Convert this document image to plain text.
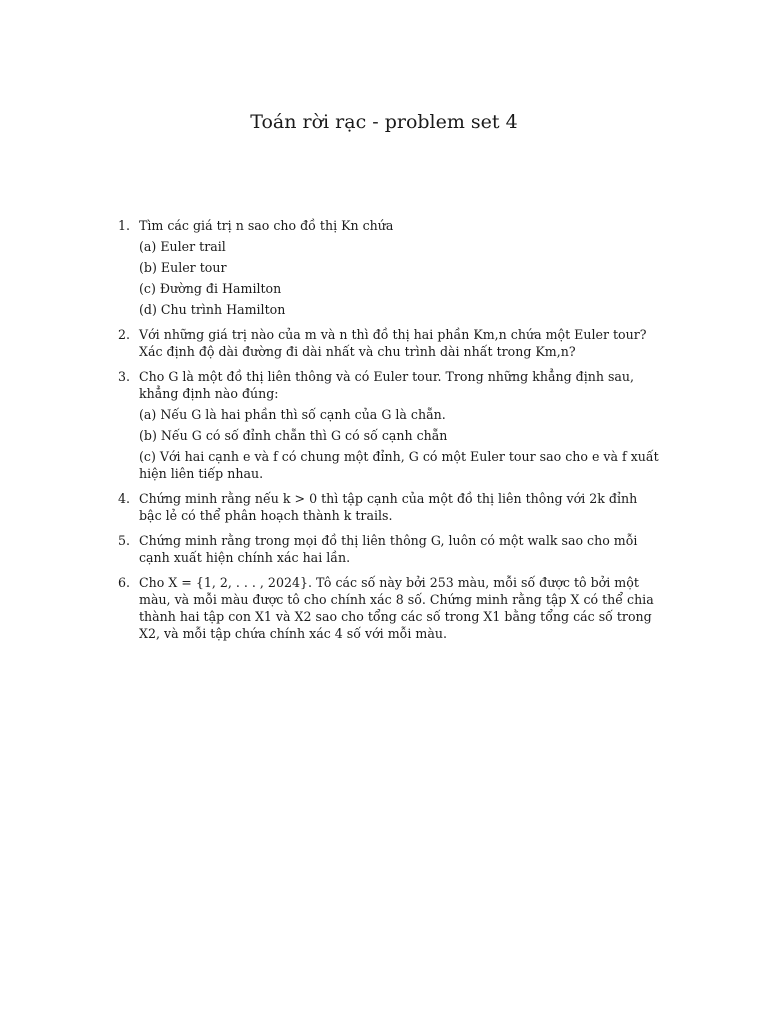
Toán rời rạc - problem set 4
1. Tìm các giá trị n sao cho đồ thị Kn chứa
(a) Euler trail
(b) Euler tour
(c) Đường đi Hamilton
(d) Chu trình Hamilton
2. Với những giá trị nào của m và n thì đồ thị hai phần Km,n chứa một Euler tour? Xác định độ dài đường đi dài nhất và chu trình dài nhất trong Km,n?
3. Cho G là một đồ thị liên thông và có Euler tour. Trong những khẳng định sau, khẳng định nào đúng:
(a) Nếu G là hai phần thì số cạnh của G là chẵn.
(b) Nếu G có số đỉnh chẵn thì G có số cạnh chẵn
(c) Với hai cạnh e và f có chung một đỉnh, G có một Euler tour sao cho e và f xuất hiện liên tiếp nhau.
4. Chứng minh rằng nếu k > 0 thì tập cạnh của một đồ thị liên thông với 2k đỉnh bậc lẻ có thể phân hoạch thành k trails.
5. Chứng minh rằng trong mọi đồ thị liên thông G, luôn có một walk sao cho mỗi cạnh xuất hiện chính xác hai lần.
6. Cho X = {1, 2, . . . , 2024}. Tô các số này bởi 253 màu, mỗi số được tô bởi một màu, và mỗi màu được tô cho chính xác 8 số. Chứng minh rằng tập X có thể chia thành hai tập con X1 và X2 sao cho tổng các số trong X1 bằng tổng các số trong X2, và mỗi tập chứa chính xác 4 số với mỗi màu.
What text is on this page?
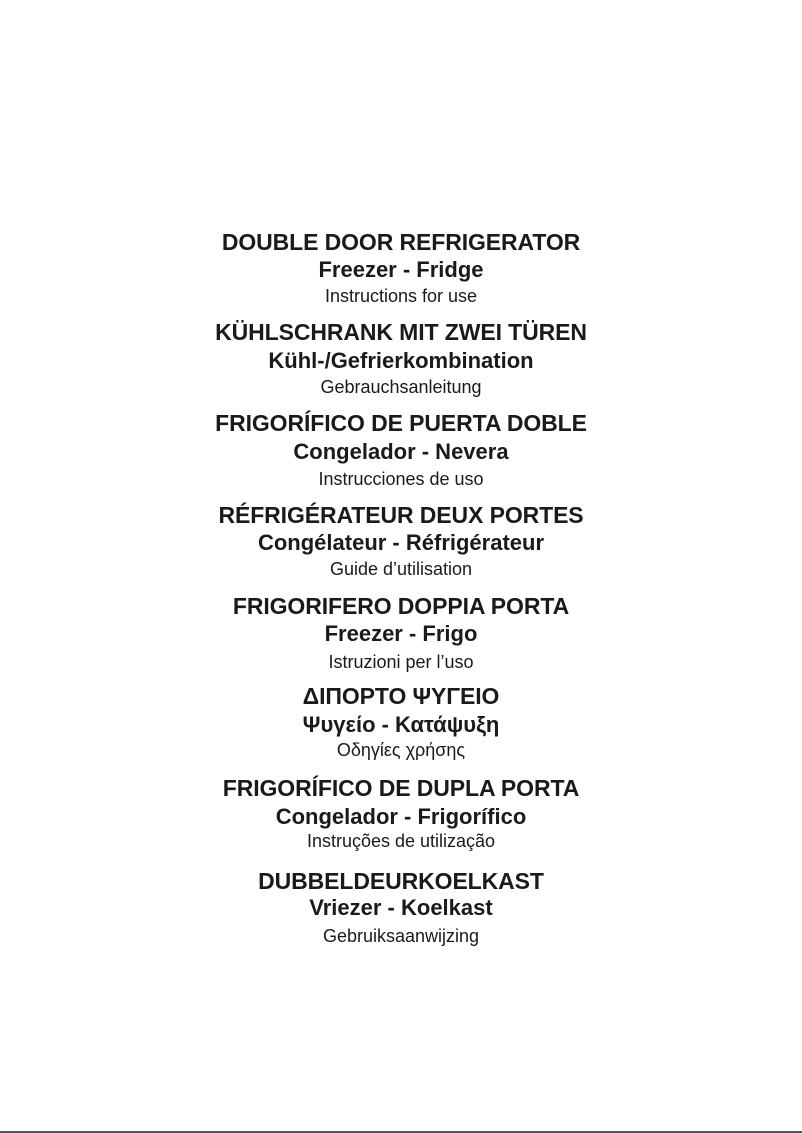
DOUBLE DOOR REFRIGERATOR
Freezer - Fridge
Instructions for use
KÜHLSCHRANK MIT ZWEI TÜREN
Kühl-/Gefrierkombination
Gebrauchsanleitung
FRIGORÍFICO DE PUERTA DOBLE
Congelador - Nevera
Instrucciones de uso
RÉFRIGÉRATEUR DEUX PORTES
Congélateur - Réfrigérateur
Guide d’utilisation
FRIGORIFERO DOPPIA PORTA
Freezer - Frigo
Istruzioni per l’uso
ΔΙΠΟΡΤΟ ΨΥΓΕΙΟ
Ψυγείο - Κατάψυξη
Οδηγίες χρήσης
FRIGORÍFICO DE DUPLA PORTA
Congelador - Frigorífico
Instruções de utilização
DUBBELDEURKOELKAST
Vriezer - Koelkast
Gebruiksaanwijzing
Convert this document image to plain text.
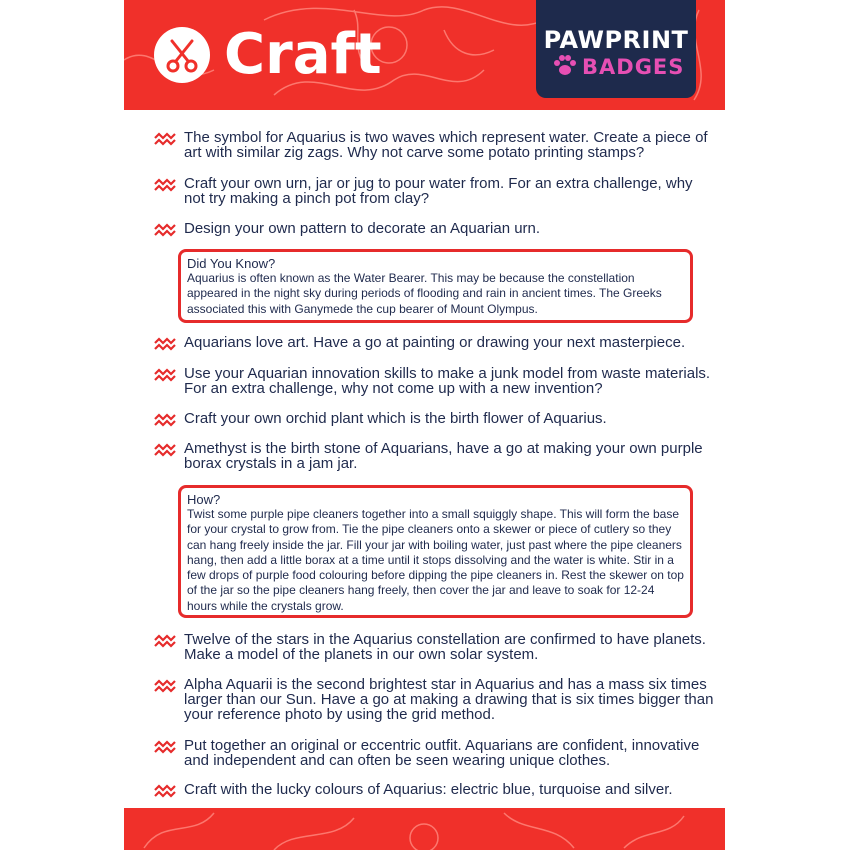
Craft	PAWPRINT
BADGES
The symbol for Aquarius is two waves which represent water. Create a piece of art with similar zig zags. Why not carve some potato printing stamps?
Craft your own urn, jar or jug to pour water from. For an extra challenge, why not try making a pinch pot from clay?
Design your own pattern to decorate an Aquarian urn.
Did You Know?
Aquarius is often known as the Water Bearer. This may be because the constellation appeared in the night sky during periods of flooding and rain in ancient times. The Greeks associated this with Ganymede the cup bearer of Mount Olympus.
Aquarians love art. Have a go at painting or drawing your next masterpiece.
Use your Aquarian innovation skills to make a junk model from waste materials. For an extra challenge, why not come up with a new invention?
Craft your own orchid plant which is the birth flower of Aquarius.
Amethyst is the birth stone of Aquarians, have a go at making your own purple borax crystals in a jam jar.
How?
Twist some purple pipe cleaners together into a small squiggly shape. This will form the base for your crystal to grow from. Tie the pipe cleaners onto a skewer or piece of cutlery so they can hang freely inside the jar. Fill your jar with boiling water, just past where the pipe cleaners hang, then add a little borax at a time until it stops dissolving and the water is white. Stir in a few drops of purple food colouring before dipping the pipe cleaners in. Rest the skewer on top of the jar so the pipe cleaners hang freely, then cover the jar and leave to soak for 12-24 hours while the crystals grow.
Twelve of the stars in the Aquarius constellation are confirmed to have planets. Make a model of the planets in our own solar system.
Alpha Aquarii is the second brightest star in Aquarius and has a mass six times larger than our Sun. Have a go at making a drawing that is six times bigger than your reference photo by using the grid method.
Put together an original or eccentric outfit. Aquarians are confident, innovative and independent and can often be seen wearing unique clothes.
Craft with the lucky colours of Aquarius: electric blue, turquoise and silver.
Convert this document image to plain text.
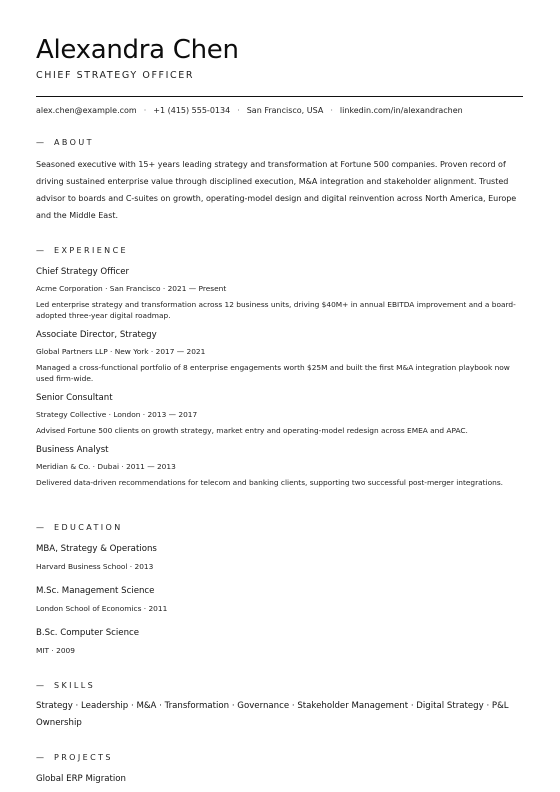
Alexandra Chen
CHIEF STRATEGY OFFICER
alex.chen@example.com · +1 (415) 555-0134 · San Francisco, USA · linkedin.com/in/alexandrachen
— ABOUT
Seasoned executive with 15+ years leading strategy and transformation at Fortune 500 companies. Proven record of driving sustained enterprise value through disciplined execution, M&A integration and stakeholder alignment. Trusted advisor to boards and C-suites on growth, operating-model design and digital reinvention across North America, Europe and the Middle East.
— EXPERIENCE
Chief Strategy Officer
Acme Corporation · San Francisco · 2021 — Present
Led enterprise strategy and transformation across 12 business units, driving $40M+ in annual EBITDA improvement and a board-adopted three-year digital roadmap.
Associate Director, Strategy
Global Partners LLP · New York · 2017 — 2021
Managed a cross-functional portfolio of 8 enterprise engagements worth $25M and built the first M&A integration playbook now used firm-wide.
Senior Consultant
Strategy Collective · London · 2013 — 2017
Advised Fortune 500 clients on growth strategy, market entry and operating-model redesign across EMEA and APAC.
Business Analyst
Meridian & Co. · Dubai · 2011 — 2013
Delivered data-driven recommendations for telecom and banking clients, supporting two successful post-merger integrations.
— EDUCATION
MBA, Strategy & Operations
Harvard Business School · 2013
M.Sc. Management Science
London School of Economics · 2011
B.Sc. Computer Science
MIT · 2009
— SKILLS
Strategy · Leadership · M&A · Transformation · Governance · Stakeholder Management · Digital Strategy · P&L Ownership
— PROJECTS
Global ERP Migration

• • • •

▶ _Directions_
A faithful copy of the records above is needed, with the pictures left out.

▶ _Written reply_
Convert this document image to plain text.
Toán rời rạc - problem set 4
1. Tìm các giá trị n sao cho đồ thị Kn chứa
(a) Euler trail
(b) Euler tour
(c) Đường đi Hamilton
(d) Chu trình Hamilton
2. Với những giá trị nào của m và n thì đồ thị hai phần Km,n chứa một Euler tour? Xác định độ dài đường đi dài nhất và chu trình dài nhất trong Km,n?
3. Cho G là một đồ thị liên thông và có Euler tour. Trong những khẳng định sau, khẳng định nào đúng:
(a) Nếu G là hai phần thì số cạnh của G là chẵn.
(b) Nếu G có số đỉnh chẵn thì G có số cạnh chẵn
(c) Với hai cạnh e và f có chung một đỉnh, G có một Euler tour sao cho e và f xuất hiện liên tiếp nhau.
4. Chứng minh rằng nếu k > 0 thì tập cạnh của một đồ thị liên thông với 2k đỉnh bậc lẻ có thể phân hoạch thành k trails.
5. Chứng minh rằng trong mọi đồ thị liên thông G, luôn có một walk sao cho mỗi cạnh xuất hiện chính xác hai lần.
6. Cho X = {1, 2, . . . , 2024}. Tô các số này bởi 253 màu, mỗi số được tô bởi một màu, và mỗi màu được tô cho chính xác 8 số. Chứng minh rằng tập X có thể chia thành hai tập con X1 và X2 sao cho tổng các số trong X1 bằng tổng các số trong X2, và mỗi tập chứa chính xác 4 số với mỗi màu.
What text is on this page?
DOUBLE DOOR REFRIGERATOR
Freezer - Fridge
Instructions for use
KÜHLSCHRANK MIT ZWEI TÜREN
Kühl-/Gefrierkombination
Gebrauchsanleitung
FRIGORÍFICO DE PUERTA DOBLE
Congelador - Nevera
Instrucciones de uso
RÉFRIGÉRATEUR DEUX PORTES
Congélateur - Réfrigérateur
Guide d’utilisation
FRIGORIFERO DOPPIA PORTA
Freezer - Frigo
Istruzioni per l’uso
ΔΙΠΟΡΤΟ ΨΥΓΕΙΟ
Ψυγείο - Κατάψυξη
Οδηγίες χρήσης
FRIGORÍFICO DE DUPLA PORTA
Congelador - Frigorífico
Instruções de utilização
DUBBELDEURKOELKAST
Vriezer - Koelkast
Gebruiksaanwijzing
Convert this document image to plain text.
Craft	PAWPRINT
BADGES
The symbol for Aquarius is two waves which represent water. Create a piece of art with similar zig zags. Why not carve some potato printing stamps?
Craft your own urn, jar or jug to pour water from. For an extra challenge, why not try making a pinch pot from clay?
Design your own pattern to decorate an Aquarian urn.
Did You Know?
Aquarius is often known as the Water Bearer. This may be because the constellation appeared in the night sky during periods of flooding and rain in ancient times. The Greeks associated this with Ganymede the cup bearer of Mount Olympus.
Aquarians love art. Have a go at painting or drawing your next masterpiece.
Use your Aquarian innovation skills to make a junk model from waste materials. For an extra challenge, why not come up with a new invention?
Craft your own orchid plant which is the birth flower of Aquarius.
Amethyst is the birth stone of Aquarians, have a go at making your own purple borax crystals in a jam jar.
How?
Twist some purple pipe cleaners together into a small squiggly shape. This will form the base for your crystal to grow from. Tie the pipe cleaners onto a skewer or piece of cutlery so they can hang freely inside the jar. Fill your jar with boiling water, just past where the pipe cleaners hang, then add a little borax at a time until it stops dissolving and the water is white. Stir in a few drops of purple food colouring before dipping the pipe cleaners in. Rest the skewer on top of the jar so the pipe cleaners hang freely, then cover the jar and leave to soak for 12-24 hours while the crystals grow.
Twelve of the stars in the Aquarius constellation are confirmed to have planets. Make a model of the planets in our own solar system.
Alpha Aquarii is the second brightest star in Aquarius and has a mass six times larger than our Sun. Have a go at making a drawing that is six times bigger than your reference photo by using the grid method.
Put together an original or eccentric outfit. Aquarians are confident, innovative and independent and can often be seen wearing unique clothes.
Craft with the lucky colours of Aquarius: electric blue, turquoise and silver.
Convert this document image to plain text.
Alexandra Chen
CHIEF STRATEGY OFFICER
alex.chen@example.com · +1 (415) 555-0134 · San Francisco, USA · linkedin.com/in/alexandrachen
— ABOUT
Seasoned executive with 15+ years leading strategy and transformation at Fortune 500 companies. Proven record of driving sustained enterprise value through disciplined execution, M&A integration and stakeholder alignment. Trusted advisor to boards and C-suites on growth, operating-model design and digital reinvention across North America, Europe and the Middle East.
— EXPERIENCE
Chief Strategy Officer
Acme Corporation · San Francisco · 2021 — Present
Led enterprise strategy and transformation across 12 business units, driving $40M+ in annual EBITDA improvement and a board-adopted three-year digital roadmap.
Associate Director, Strategy
Global Partners LLP · New York · 2017 — 2021
Managed a cross-functional portfolio of 8 enterprise engagements worth $25M and built the first M&A integration playbook now used firm-wide.
Senior Consultant
Strategy Collective · London · 2013 — 2017
Advised Fortune 500 clients on growth strategy, market entry and operating-model redesign across EMEA and APAC.
Business Analyst
Meridian & Co. · Dubai · 2011 — 2013
Delivered data-driven recommendations for telecom and banking clients, supporting two successful post-merger integrations.
— EDUCATION
MBA, Strategy & Operations
Harvard Business School · 2013
M.Sc. Management Science
London School of Economics · 2011
B.Sc. Computer Science
MIT · 2009
— SKILLS
Strategy · Leadership · M&A · Transformation · Governance · Stakeholder Management · Digital Strategy · P&L Ownership
— PROJECTS
Global ERP Migration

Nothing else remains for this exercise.